→ Directions: Check each line of the data below for the word "name", then extract the ones that have it.

* Start Records for this task *

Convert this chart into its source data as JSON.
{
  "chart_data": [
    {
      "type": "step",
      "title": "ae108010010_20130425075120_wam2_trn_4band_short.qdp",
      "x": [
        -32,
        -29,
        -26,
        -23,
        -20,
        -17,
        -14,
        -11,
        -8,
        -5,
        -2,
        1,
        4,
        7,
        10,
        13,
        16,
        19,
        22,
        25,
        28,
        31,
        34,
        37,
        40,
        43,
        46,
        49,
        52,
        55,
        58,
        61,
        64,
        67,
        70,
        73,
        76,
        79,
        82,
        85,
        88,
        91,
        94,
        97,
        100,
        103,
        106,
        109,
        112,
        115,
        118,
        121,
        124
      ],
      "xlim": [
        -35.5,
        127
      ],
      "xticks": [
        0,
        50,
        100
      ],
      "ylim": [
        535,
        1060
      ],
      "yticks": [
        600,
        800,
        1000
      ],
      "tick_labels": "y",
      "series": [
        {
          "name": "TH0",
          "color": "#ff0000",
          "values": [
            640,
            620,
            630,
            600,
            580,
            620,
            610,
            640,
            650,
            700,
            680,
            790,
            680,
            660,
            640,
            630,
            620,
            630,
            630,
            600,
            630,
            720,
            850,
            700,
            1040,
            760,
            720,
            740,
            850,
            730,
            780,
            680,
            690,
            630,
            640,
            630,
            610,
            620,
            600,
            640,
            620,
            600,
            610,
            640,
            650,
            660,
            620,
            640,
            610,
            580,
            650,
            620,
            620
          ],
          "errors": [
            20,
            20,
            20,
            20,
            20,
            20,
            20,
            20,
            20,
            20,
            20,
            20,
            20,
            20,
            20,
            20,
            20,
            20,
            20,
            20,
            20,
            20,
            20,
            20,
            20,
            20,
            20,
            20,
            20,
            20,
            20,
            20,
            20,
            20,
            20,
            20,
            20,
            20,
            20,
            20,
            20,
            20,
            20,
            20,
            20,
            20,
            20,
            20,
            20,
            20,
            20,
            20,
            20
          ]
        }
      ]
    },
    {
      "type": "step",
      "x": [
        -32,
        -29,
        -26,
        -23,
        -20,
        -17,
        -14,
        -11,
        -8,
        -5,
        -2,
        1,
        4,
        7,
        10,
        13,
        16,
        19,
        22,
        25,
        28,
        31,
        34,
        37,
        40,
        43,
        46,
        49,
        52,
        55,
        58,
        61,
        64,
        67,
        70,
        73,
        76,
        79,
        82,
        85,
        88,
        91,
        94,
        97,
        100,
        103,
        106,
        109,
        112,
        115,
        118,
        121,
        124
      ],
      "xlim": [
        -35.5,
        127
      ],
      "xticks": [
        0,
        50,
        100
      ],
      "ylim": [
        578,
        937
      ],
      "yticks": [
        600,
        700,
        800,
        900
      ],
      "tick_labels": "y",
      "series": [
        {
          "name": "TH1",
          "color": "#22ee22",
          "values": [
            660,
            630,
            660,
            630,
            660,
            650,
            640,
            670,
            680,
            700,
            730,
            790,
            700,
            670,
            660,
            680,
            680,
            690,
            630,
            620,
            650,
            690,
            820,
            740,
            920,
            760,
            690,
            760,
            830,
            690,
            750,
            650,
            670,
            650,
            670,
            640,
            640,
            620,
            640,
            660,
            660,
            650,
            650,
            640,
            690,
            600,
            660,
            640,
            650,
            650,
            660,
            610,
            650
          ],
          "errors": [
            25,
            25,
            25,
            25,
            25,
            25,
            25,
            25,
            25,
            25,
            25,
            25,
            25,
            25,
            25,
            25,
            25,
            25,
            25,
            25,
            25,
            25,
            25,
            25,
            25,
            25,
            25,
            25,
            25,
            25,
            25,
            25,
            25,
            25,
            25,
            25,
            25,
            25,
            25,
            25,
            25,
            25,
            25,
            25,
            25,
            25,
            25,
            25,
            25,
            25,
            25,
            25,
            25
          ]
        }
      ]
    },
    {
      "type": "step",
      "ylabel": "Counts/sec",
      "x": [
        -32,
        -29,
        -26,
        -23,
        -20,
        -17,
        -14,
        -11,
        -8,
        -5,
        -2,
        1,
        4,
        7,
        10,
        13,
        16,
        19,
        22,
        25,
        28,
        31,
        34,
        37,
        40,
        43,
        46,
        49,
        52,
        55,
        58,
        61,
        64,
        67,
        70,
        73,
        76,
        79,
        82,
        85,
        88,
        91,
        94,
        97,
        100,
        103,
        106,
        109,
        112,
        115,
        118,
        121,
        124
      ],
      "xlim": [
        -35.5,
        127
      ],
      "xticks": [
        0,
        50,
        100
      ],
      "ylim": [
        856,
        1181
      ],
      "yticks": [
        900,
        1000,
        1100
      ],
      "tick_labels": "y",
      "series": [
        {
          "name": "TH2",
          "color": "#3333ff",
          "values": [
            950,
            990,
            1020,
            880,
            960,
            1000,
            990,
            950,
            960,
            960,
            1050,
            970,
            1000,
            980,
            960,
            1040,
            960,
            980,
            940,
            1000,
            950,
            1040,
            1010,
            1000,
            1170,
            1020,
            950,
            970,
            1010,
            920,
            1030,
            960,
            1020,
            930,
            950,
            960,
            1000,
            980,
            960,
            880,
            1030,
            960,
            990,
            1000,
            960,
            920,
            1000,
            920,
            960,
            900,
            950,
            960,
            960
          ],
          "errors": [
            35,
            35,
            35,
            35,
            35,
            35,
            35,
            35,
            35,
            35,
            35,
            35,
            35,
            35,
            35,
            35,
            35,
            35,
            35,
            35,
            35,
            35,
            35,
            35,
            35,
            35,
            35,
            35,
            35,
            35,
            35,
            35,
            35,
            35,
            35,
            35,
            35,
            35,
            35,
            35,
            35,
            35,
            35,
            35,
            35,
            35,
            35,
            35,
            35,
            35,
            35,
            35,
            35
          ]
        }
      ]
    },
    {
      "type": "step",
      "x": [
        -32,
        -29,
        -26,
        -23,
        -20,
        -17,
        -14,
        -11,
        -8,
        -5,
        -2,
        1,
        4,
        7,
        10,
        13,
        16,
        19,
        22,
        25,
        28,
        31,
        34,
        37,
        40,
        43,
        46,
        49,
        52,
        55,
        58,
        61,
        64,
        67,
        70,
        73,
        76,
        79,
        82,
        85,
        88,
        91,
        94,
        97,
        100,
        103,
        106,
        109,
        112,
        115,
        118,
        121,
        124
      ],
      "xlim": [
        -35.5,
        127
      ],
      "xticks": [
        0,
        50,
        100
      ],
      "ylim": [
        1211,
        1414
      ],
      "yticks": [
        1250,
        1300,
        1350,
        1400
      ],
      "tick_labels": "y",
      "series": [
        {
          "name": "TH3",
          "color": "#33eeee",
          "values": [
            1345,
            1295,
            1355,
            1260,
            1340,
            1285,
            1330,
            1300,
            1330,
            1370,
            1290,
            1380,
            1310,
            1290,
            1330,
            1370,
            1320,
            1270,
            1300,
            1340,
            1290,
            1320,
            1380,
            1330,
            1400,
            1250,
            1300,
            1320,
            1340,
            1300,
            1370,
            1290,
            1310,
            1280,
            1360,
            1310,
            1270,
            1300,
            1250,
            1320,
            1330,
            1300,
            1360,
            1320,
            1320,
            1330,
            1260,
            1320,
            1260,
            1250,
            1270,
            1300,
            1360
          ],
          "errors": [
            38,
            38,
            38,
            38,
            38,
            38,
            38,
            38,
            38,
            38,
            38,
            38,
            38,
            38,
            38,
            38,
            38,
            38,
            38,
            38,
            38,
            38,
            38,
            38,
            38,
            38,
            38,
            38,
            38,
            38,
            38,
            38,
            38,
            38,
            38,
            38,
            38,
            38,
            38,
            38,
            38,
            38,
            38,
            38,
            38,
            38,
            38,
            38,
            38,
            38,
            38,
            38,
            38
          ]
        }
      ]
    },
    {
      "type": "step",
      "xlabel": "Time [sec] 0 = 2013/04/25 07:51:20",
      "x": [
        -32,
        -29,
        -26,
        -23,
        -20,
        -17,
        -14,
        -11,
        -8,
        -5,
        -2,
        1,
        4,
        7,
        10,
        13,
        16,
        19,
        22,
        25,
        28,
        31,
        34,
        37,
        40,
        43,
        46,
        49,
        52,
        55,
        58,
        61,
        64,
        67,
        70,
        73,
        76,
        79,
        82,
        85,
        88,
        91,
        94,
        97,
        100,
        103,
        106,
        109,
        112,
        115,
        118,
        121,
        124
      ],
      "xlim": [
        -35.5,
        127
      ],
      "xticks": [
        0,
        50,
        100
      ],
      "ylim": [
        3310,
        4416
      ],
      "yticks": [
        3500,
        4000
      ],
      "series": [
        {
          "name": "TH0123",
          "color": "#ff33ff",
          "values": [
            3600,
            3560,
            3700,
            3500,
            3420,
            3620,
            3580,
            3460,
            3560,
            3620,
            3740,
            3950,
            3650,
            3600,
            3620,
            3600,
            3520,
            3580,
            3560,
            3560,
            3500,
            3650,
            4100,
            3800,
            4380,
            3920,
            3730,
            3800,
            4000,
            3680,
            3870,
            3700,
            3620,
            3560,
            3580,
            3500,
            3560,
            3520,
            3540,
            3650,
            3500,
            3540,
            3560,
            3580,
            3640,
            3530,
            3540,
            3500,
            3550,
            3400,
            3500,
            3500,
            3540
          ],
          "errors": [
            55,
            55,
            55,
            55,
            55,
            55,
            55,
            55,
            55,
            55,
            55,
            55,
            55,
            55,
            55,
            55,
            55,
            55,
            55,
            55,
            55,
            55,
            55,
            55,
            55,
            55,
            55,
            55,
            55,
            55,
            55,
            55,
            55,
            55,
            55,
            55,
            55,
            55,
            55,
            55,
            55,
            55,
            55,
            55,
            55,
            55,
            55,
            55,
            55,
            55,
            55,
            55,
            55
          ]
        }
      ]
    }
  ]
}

* End Records for this task *

→ Full response:
          "name": "TH0",
          "name": "TH1",
          "name": "TH2",
          "name": "TH3",
          "name": "TH0123",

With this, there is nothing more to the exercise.